Check each line of the listing for the string "chevron", then state how many lines have it. Only the number is wanted.

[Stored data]

-- begin --

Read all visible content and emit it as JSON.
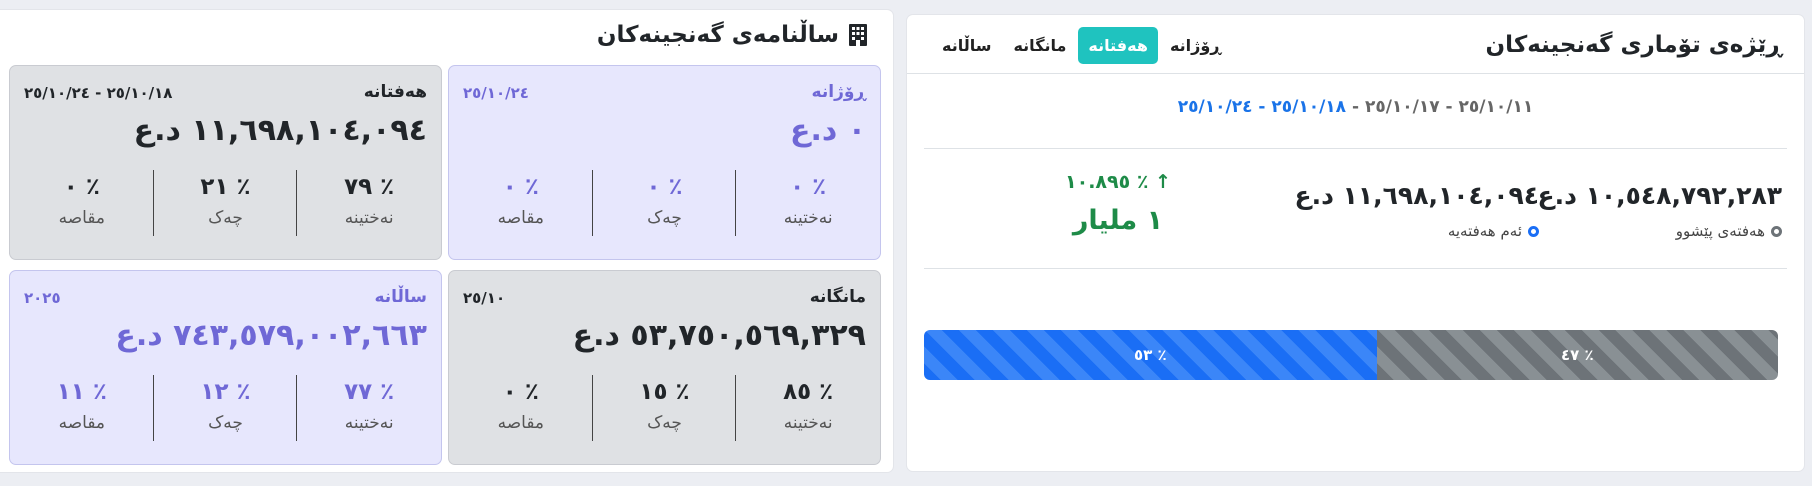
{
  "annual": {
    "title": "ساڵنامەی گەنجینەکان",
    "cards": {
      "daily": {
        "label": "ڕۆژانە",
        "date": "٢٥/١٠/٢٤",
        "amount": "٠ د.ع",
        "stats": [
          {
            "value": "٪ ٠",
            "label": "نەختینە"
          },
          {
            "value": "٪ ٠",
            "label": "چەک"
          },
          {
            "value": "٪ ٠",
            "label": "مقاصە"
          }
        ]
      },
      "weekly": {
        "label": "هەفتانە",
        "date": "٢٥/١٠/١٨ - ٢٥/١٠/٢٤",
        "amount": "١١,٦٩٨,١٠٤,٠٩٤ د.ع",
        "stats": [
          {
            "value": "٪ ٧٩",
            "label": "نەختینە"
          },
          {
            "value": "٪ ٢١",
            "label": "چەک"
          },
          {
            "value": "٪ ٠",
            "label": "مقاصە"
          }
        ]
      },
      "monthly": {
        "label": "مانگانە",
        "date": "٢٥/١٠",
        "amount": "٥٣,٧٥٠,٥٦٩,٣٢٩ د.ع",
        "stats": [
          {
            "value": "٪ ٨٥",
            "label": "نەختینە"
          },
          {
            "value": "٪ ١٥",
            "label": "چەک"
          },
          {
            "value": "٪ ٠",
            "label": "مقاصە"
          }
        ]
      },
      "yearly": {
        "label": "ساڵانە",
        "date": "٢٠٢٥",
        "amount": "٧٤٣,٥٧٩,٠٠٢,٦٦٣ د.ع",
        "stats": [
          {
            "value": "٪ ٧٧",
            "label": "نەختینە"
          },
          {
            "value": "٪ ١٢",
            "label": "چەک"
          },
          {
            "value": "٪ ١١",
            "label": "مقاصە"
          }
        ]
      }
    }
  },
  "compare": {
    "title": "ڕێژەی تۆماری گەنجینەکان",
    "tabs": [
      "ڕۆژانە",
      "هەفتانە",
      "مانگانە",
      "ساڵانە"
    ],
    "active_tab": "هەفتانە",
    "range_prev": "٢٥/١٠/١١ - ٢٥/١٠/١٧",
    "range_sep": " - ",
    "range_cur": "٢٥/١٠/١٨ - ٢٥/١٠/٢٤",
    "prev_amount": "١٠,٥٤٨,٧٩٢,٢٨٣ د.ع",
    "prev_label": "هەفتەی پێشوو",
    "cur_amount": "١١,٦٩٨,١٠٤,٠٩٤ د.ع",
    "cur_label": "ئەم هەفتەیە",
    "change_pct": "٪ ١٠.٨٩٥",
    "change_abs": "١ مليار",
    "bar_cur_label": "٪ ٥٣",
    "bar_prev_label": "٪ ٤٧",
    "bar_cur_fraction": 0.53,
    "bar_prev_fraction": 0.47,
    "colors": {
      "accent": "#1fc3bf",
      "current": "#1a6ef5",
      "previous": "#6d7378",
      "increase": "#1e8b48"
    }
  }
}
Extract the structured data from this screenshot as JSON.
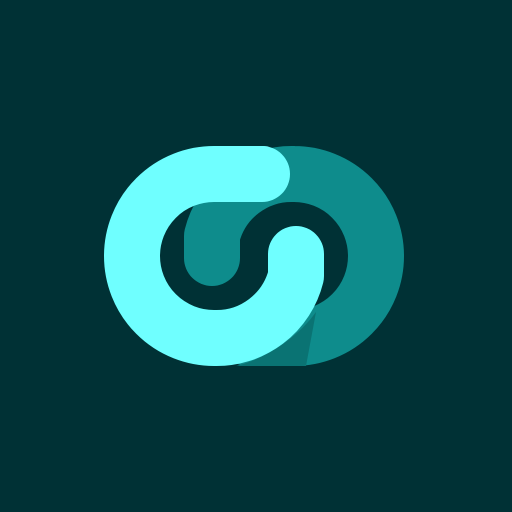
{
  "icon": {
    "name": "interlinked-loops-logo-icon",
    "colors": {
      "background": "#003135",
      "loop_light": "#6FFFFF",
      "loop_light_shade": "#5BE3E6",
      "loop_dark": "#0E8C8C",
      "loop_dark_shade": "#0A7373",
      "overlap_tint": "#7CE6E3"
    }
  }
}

-- end --
-- begin --

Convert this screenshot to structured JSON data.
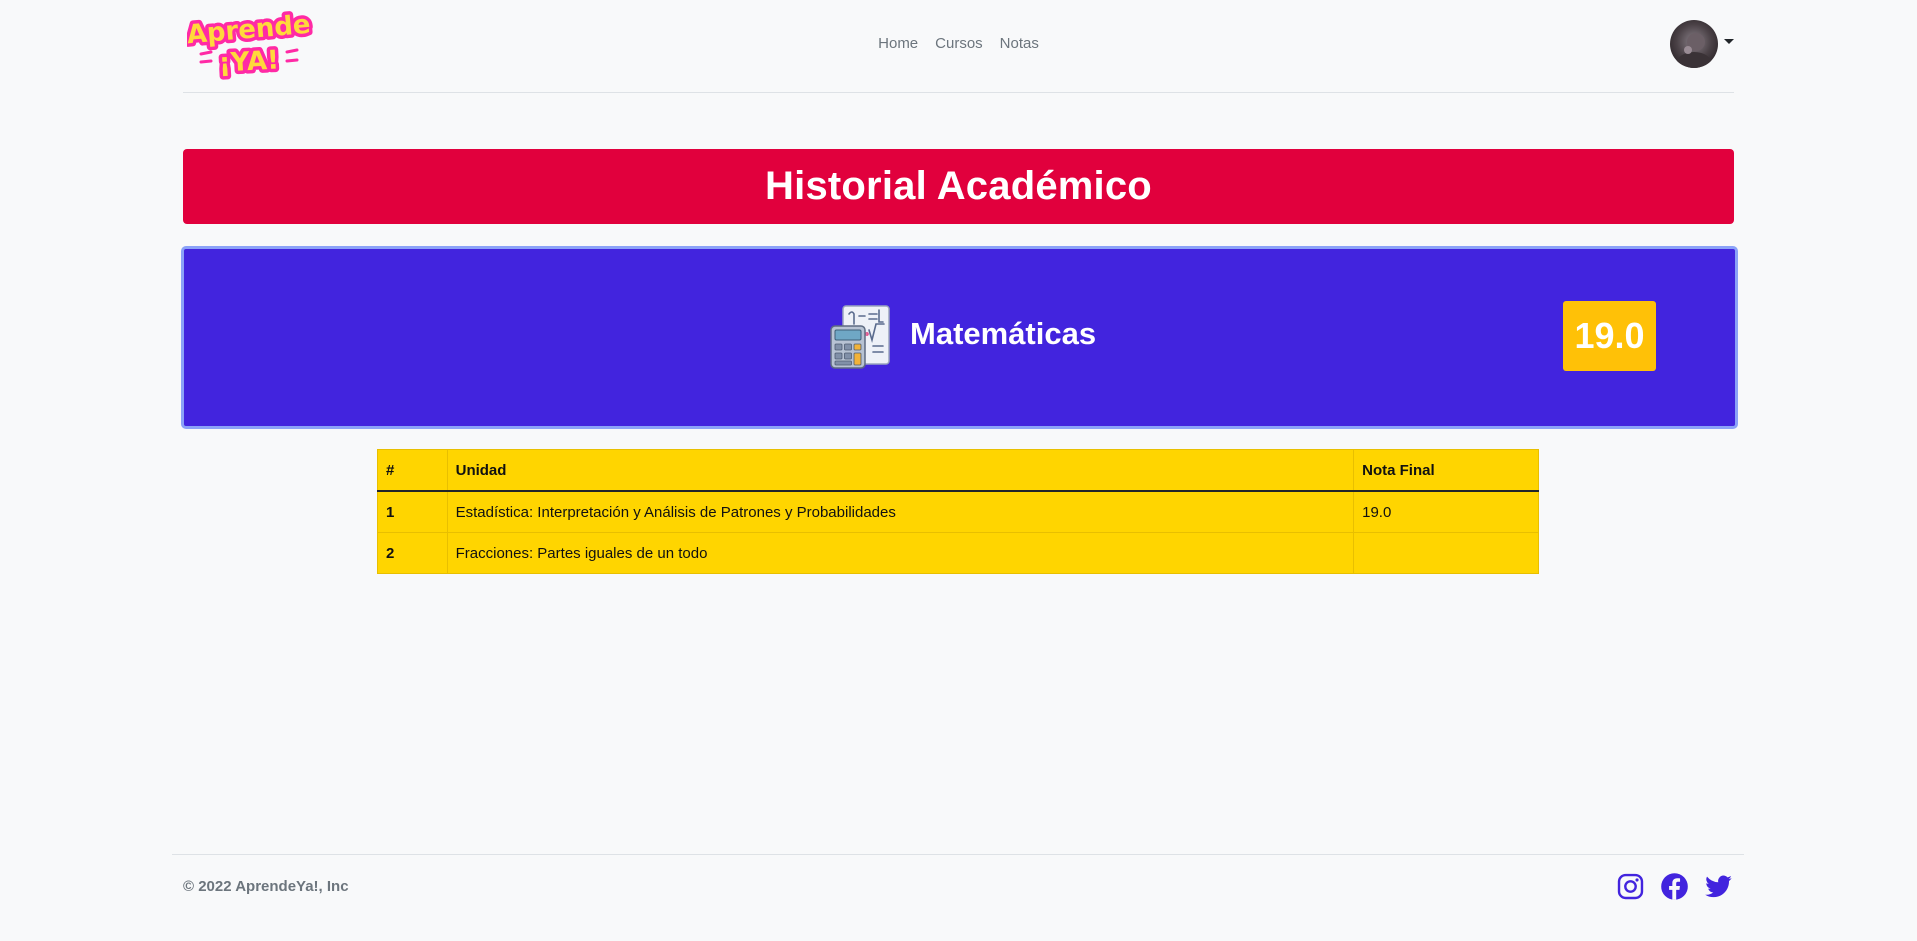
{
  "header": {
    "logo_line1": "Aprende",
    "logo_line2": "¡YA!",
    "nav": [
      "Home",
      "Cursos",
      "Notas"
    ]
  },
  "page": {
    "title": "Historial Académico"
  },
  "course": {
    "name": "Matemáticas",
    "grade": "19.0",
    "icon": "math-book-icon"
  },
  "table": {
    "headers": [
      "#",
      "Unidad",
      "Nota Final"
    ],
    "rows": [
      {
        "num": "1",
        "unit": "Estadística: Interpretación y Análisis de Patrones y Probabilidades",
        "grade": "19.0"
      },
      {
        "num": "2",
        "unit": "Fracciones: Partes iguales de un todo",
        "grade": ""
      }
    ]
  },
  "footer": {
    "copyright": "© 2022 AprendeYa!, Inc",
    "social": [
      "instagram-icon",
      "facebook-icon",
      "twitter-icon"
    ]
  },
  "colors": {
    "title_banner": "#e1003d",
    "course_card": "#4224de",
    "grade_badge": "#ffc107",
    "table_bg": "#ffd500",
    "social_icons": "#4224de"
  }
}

-- end --
-- begin --

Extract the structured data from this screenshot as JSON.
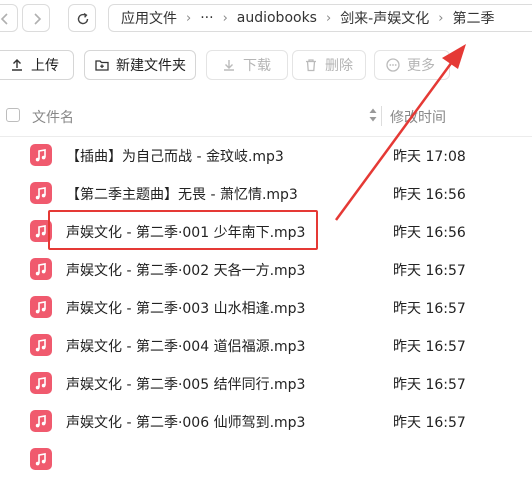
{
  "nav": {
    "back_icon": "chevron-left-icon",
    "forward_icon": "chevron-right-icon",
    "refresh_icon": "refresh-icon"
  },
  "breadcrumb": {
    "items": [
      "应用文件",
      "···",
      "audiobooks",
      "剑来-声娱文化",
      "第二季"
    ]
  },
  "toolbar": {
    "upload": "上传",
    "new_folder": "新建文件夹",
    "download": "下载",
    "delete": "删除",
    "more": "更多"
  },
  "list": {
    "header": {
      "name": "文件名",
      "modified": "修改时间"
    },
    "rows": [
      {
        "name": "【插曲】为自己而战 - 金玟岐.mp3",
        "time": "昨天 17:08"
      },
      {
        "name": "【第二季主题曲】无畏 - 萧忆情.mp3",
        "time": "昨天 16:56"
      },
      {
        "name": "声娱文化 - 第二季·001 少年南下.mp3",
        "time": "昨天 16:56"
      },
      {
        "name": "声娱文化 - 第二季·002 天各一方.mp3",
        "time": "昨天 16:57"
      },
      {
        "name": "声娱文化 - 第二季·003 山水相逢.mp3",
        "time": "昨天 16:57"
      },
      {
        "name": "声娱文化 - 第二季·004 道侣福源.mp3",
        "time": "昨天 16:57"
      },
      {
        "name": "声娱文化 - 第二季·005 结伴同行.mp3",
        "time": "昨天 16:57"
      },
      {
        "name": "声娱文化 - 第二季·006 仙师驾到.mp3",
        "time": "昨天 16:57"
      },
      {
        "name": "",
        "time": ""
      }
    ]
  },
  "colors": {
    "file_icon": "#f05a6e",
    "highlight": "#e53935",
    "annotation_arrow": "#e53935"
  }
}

-- end --

● **Written answer**: 2